Santa Sé e Palestina assinam acordo histórico

O Acordo Global ‘inclui o reconhecimento oficial da Palestina como Estado pela Santa Sé, como sinal de reconhecimento do direito do povo palestino à autodeterminação’

Roma, 26 de Junho de 2015 (ZENIT.org) Rocio Lancho García

A Santa Sé e o Estado da Palestina assinaram um histórico Acordo Global nesta sexta-feira no Vaticano. O acordo segue o que já tinha sido assinado entre a Santa Sé e a Organização para a Libertação da Palestina (OLP) em 15 de Fevereiro de 2000 e é o resultado das negociações levadas a cabo por uma comissão bilateral nos últimos anos. Mons Paul Richard Gallagher, secretário para as Relações com os Estados, assinou em nome da Santa Sé e Riad Al-Malki, ministro dos Assuntos Exteriores,  assinou em nome do Estado da Palestina.

Pela primeira vez o Acordo "inclui um reconhecimento oficial da Palestina como Estado pela Santa Sé, como sinal de reconhecimento do direito do povo palestino à autodeterminação, à liberdade e a dignidade em seu próprio Estado independente, livre das amarras da ocupação”, como explicou o ministro palestino. Também indicou que também apoiou "a visão em favor da paz e da justiça na região, de acordo com o direito internacional, com base em dois Estados, que vivem lado a lado em paz e segurança baseado nas fronteiras de 1967".

O Acordo consiste em um preâmbulo e 32 artigos divididos em oito capítulos. Também aborda "aspectos essenciais da vida e da atividade da Igreja no Estado da Palestina, reafirmando ao mesmo tempo o apoio por uma solução negociada e pacífica da situação na região”, anuncia o comunicado distribuído pela sala de imprensa da Santa Sé. Tal acordo entrará em vigor quando ambas as partes notificarem por escrito que estão satisfeitas com os requisitos constitucionais ou internos para que o Acordo entre em vigor.

No discurso feito por Dom Gallagher no momento da assinatura, definiu o Acordo como um "passo importante no caminho das boas relações que existem felizmente há algum tempo entre as partes".

Também expressou o seu desejo de que o Acordo possa, de alguma forma, constituir um “estímulo para pôr um ponto final de forma definitiva ao problemático conflito israel-palestino, que continua a causar sofrimento para ambos os lados". Também espera que "a desejada solução de dois Estados torne-se uma realidade em breve". A este respeito, disse que o processo de paz só pode progredir através de negociações diretas entre as partes, com o apoio da comunidade internacional. "Isso realmente exige decisões corajosas, mas também será uma grande contribuição para a paz e a estabilidade da região", observou.

**Dados armazenados**
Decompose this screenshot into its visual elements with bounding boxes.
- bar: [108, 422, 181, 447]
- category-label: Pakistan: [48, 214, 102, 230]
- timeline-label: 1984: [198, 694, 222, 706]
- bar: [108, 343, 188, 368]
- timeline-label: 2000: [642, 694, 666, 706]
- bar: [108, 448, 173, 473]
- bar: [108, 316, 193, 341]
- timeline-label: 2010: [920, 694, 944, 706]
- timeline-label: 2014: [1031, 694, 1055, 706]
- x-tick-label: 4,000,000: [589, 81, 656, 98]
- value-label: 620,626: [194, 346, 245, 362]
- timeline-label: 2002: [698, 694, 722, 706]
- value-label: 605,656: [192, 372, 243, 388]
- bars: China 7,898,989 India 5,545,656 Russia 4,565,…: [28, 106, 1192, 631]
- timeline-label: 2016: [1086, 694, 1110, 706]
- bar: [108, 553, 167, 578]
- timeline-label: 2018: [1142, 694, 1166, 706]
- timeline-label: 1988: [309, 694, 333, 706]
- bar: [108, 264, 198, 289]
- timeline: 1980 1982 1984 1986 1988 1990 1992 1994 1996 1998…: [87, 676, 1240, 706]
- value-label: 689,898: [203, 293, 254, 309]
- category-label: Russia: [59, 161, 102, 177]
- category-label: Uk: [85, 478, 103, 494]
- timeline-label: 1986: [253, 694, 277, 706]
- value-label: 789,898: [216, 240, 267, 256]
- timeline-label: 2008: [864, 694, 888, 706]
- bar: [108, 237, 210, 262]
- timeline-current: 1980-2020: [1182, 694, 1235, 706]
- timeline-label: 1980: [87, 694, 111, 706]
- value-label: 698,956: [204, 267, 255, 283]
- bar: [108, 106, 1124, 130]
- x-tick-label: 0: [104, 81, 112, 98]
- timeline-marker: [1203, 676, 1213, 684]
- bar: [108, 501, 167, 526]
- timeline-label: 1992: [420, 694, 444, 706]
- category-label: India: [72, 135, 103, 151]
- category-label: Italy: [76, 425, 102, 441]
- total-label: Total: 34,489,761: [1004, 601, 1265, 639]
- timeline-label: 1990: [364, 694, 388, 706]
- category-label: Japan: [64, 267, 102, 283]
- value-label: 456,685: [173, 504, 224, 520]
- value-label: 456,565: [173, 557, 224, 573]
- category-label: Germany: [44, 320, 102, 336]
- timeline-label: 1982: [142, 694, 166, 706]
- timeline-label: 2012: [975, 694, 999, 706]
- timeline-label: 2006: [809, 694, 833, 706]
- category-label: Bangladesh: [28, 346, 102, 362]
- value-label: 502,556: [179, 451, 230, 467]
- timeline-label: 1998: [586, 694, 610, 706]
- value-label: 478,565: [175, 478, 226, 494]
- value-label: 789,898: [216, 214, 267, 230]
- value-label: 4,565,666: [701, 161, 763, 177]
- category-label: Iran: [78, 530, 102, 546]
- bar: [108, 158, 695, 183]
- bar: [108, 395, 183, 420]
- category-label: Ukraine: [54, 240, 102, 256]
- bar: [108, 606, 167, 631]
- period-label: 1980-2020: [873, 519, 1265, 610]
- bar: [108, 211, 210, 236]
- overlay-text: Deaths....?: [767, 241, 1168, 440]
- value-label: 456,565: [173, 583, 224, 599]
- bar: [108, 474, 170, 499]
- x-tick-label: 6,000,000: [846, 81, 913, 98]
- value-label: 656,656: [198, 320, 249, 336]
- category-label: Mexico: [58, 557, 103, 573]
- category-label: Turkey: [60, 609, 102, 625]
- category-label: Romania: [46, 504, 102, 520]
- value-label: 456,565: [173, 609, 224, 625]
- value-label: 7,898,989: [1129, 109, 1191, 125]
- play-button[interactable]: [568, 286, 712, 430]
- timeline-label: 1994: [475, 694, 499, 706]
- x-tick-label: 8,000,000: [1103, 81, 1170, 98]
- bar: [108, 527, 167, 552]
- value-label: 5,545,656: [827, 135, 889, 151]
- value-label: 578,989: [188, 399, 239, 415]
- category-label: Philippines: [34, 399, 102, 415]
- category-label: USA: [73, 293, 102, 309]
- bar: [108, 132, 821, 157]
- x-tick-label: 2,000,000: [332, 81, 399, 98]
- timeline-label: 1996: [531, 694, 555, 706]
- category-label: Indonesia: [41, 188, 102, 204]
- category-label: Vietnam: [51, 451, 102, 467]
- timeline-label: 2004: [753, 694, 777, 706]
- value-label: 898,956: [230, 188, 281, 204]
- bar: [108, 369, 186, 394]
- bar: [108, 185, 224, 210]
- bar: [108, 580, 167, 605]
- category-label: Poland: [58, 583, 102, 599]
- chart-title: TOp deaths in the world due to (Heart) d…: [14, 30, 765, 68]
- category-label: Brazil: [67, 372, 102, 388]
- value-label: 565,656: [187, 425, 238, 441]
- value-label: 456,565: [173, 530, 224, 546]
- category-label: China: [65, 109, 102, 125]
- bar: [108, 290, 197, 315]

**Instruções**
Por favor, dê continuidade à notícia sobre o acordo entre a Santa Sé e a Palestina, começando logo após a última frase apresentada.

**Resposta**
Sobre o Acordo apenas assinado, Monsenhor Gallagher disse que está satisfeito com "o reconhecimento jurídico que se estabelece claramente" e com "as garantias oferecidas à atividade da Igreja Católica e suas instituições".

No contexto complexo do Oriente Médio, onde em alguns países os cristãos sofreram perseguições, este Acordo "é um bom exemplo de diálogo e de cooperação", afirmou. Por esta razão, mons. Gallagher deseja que sirva de modelo para outros países árabes e de maioria muçulmana.

Enquanto isso, Riad Al-Malki, disse que a histórica assinatura deste Acordo “sem o apoio e o compromisso pessoal do presidente Abbas sem a bênção de Sua Santidade o Papa Francisco aos nossos esforços nesse sentido".

Sobre o Acordo, destacou que “as suas disposições abraçam a visão comum das duas partes em favor da paz e da justiça na região, a proteção das liberdades fundamentais, o status e a proteção dos Santos Lugares, e os meios para reforçar e promover a presença e as atividades da Igreja católica no Estado da Palestina”.

Por outro lado, o ministro indicou que se está passando por um momento em que "o extremismo, a violência e a ignorância bárbara ameaçam o tecido social e a identidade cultural da região e certamente o património humano”. Neste cenário – garantiu Al-Malki – o Estado da Palestina reitera seu compromisso de combater o extremismo e promover a tolerância, a liberdade de consciência e de religião e salvaguardar da mesma forma os direitos de todos os seus cidadãos.

Este Acordo "consolida e melhora as circunstâncias atuais, em que a Igreja Católica tem direitos, privilégios, imunidade e livre acesso. Confirma a posição da Igreja como uma importante fonte de apoio da vida de muitos palestinianos", explicou o ministro.